BEGIN Entries shown
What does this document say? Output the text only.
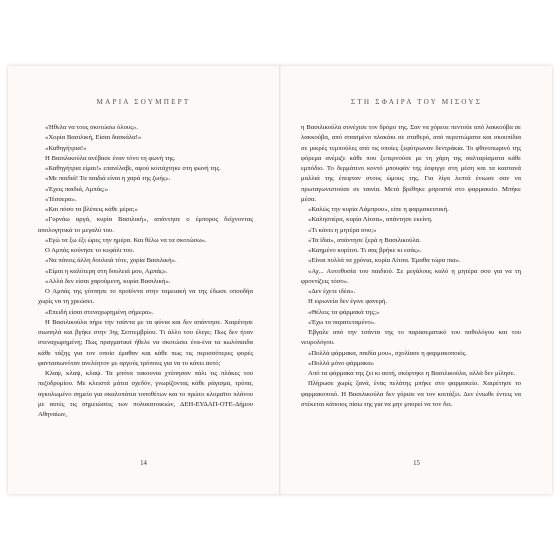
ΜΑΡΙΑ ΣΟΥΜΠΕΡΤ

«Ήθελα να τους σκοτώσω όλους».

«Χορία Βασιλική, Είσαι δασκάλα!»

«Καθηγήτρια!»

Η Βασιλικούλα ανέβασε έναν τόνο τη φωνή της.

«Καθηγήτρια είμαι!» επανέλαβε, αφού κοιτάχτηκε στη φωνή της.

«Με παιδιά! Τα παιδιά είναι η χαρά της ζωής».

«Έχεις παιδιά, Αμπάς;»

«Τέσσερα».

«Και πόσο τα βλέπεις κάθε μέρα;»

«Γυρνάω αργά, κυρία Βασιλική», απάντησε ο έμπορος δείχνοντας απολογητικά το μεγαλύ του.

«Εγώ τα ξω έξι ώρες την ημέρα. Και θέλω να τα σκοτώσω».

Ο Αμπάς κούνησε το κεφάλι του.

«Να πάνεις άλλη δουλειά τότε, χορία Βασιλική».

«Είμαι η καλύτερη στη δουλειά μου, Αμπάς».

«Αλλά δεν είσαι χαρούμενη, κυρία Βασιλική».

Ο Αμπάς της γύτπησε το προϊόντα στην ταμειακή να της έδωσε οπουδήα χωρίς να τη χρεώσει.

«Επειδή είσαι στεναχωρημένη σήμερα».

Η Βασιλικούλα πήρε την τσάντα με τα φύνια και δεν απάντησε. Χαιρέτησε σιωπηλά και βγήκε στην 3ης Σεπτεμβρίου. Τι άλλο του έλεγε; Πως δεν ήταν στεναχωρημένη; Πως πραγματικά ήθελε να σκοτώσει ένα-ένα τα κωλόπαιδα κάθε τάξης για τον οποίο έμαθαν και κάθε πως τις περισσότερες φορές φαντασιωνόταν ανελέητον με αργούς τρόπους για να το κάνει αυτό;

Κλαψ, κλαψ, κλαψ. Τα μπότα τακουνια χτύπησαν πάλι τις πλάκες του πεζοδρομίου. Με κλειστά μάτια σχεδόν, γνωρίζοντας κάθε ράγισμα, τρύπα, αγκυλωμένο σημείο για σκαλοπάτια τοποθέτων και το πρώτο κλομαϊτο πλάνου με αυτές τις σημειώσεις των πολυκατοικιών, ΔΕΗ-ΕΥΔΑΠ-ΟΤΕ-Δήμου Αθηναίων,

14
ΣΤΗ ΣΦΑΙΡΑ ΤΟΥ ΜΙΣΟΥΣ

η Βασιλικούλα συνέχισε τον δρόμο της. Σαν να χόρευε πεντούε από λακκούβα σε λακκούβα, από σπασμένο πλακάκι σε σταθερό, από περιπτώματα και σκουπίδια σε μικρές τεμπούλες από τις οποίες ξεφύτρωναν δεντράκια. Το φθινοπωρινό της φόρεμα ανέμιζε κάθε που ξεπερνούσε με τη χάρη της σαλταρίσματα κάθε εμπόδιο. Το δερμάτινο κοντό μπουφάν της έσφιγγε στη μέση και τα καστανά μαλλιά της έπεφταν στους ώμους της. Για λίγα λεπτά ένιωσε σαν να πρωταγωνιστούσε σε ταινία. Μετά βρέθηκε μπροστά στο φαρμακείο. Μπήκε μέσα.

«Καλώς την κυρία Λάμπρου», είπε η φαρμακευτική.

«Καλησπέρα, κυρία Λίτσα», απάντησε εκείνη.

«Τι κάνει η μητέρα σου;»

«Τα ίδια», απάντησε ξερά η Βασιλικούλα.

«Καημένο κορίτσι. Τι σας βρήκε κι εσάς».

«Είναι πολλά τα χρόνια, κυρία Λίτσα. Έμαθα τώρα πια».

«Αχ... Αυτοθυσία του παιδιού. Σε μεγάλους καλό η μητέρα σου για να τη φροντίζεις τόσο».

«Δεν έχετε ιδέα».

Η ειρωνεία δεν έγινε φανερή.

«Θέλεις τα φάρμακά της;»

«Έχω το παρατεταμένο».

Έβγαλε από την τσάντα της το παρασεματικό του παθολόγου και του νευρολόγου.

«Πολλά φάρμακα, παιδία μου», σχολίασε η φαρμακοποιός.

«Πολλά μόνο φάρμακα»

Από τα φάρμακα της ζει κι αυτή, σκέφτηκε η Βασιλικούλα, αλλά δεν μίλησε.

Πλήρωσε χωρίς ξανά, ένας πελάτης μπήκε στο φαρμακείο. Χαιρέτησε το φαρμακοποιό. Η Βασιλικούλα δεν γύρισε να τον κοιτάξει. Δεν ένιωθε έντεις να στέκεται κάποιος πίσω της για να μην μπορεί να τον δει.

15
END Entries shown
Exercise task:
Write out the full listing verbatim, excluding its pictures.

Answer to the problem:
What does this document say? Output the text only.
ΜΑΡΙΑ ΣΟΥΜΠΕΡΤ

«Ήθελα να τους σκοτώσω όλους».

«Χορία Βασιλική, Είσαι δασκάλα!»

«Καθηγήτρια!»

Η Βασιλικούλα ανέβασε έναν τόνο τη φωνή της.

«Καθηγήτρια είμαι!» επανέλαβε, αφού κοιτάχτηκε στη φωνή της.

«Με παιδιά! Τα παιδιά είναι η χαρά της ζωής».

«Έχεις παιδιά, Αμπάς;»

«Τέσσερα».

«Και πόσο τα βλέπεις κάθε μέρα;»

«Γυρνάω αργά, κυρία Βασιλική», απάντησε ο έμπορος δείχνοντας απολογητικά το μεγαλύ του.

«Εγώ τα ξω έξι ώρες την ημέρα. Και θέλω να τα σκοτώσω».

Ο Αμπάς κούνησε το κεφάλι του.

«Να πάνεις άλλη δουλειά τότε, χορία Βασιλική».

«Είμαι η καλύτερη στη δουλειά μου, Αμπάς».

«Αλλά δεν είσαι χαρούμενη, κυρία Βασιλική».

Ο Αμπάς της γύτπησε το προϊόντα στην ταμειακή να της έδωσε οπουδήα χωρίς να τη χρεώσει.

«Επειδή είσαι στεναχωρημένη σήμερα».

Η Βασιλικούλα πήρε την τσάντα με τα φύνια και δεν απάντησε. Χαιρέτησε σιωπηλά και βγήκε στην 3ης Σεπτεμβρίου. Τι άλλο του έλεγε; Πως δεν ήταν στεναχωρημένη; Πως πραγματικά ήθελε να σκοτώσει ένα-ένα τα κωλόπαιδα κάθε τάξης για τον οποίο έμαθαν και κάθε πως τις περισσότερες φορές φαντασιωνόταν ανελέητον με αργούς τρόπους για να το κάνει αυτό;

Κλαψ, κλαψ, κλαψ. Τα μπότα τακουνια χτύπησαν πάλι τις πλάκες του πεζοδρομίου. Με κλειστά μάτια σχεδόν, γνωρίζοντας κάθε ράγισμα, τρύπα, αγκυλωμένο σημείο για σκαλοπάτια τοποθέτων και το πρώτο κλομαϊτο πλάνου με αυτές τις σημειώσεις των πολυκατοικιών, ΔΕΗ-ΕΥΔΑΠ-ΟΤΕ-Δήμου Αθηναίων,

14
ΣΤΗ ΣΦΑΙΡΑ ΤΟΥ ΜΙΣΟΥΣ

η Βασιλικούλα συνέχισε τον δρόμο της. Σαν να χόρευε πεντούε από λακκούβα σε λακκούβα, από σπασμένο πλακάκι σε σταθερό, από περιπτώματα και σκουπίδια σε μικρές τεμπούλες από τις οποίες ξεφύτρωναν δεντράκια. Το φθινοπωρινό της φόρεμα ανέμιζε κάθε που ξεπερνούσε με τη χάρη της σαλταρίσματα κάθε εμπόδιο. Το δερμάτινο κοντό μπουφάν της έσφιγγε στη μέση και τα καστανά μαλλιά της έπεφταν στους ώμους της. Για λίγα λεπτά ένιωσε σαν να πρωταγωνιστούσε σε ταινία. Μετά βρέθηκε μπροστά στο φαρμακείο. Μπήκε μέσα.

«Καλώς την κυρία Λάμπρου», είπε η φαρμακευτική.

«Καλησπέρα, κυρία Λίτσα», απάντησε εκείνη.

«Τι κάνει η μητέρα σου;»

«Τα ίδια», απάντησε ξερά η Βασιλικούλα.

«Καημένο κορίτσι. Τι σας βρήκε κι εσάς».

«Είναι πολλά τα χρόνια, κυρία Λίτσα. Έμαθα τώρα πια».

«Αχ... Αυτοθυσία του παιδιού. Σε μεγάλους καλό η μητέρα σου για να τη φροντίζεις τόσο».

«Δεν έχετε ιδέα».

Η ειρωνεία δεν έγινε φανερή.

«Θέλεις τα φάρμακά της;»

«Έχω το παρατεταμένο».

Έβγαλε από την τσάντα της το παρασεματικό του παθολόγου και του νευρολόγου.

«Πολλά φάρμακα, παιδία μου», σχολίασε η φαρμακοποιός.

«Πολλά μόνο φάρμακα»

Από τα φάρμακα της ζει κι αυτή, σκέφτηκε η Βασιλικούλα, αλλά δεν μίλησε.

Πλήρωσε χωρίς ξανά, ένας πελάτης μπήκε στο φαρμακείο. Χαιρέτησε το φαρμακοποιό. Η Βασιλικούλα δεν γύρισε να τον κοιτάξει. Δεν ένιωθε έντεις να στέκεται κάποιος πίσω της για να μην μπορεί να τον δει.

15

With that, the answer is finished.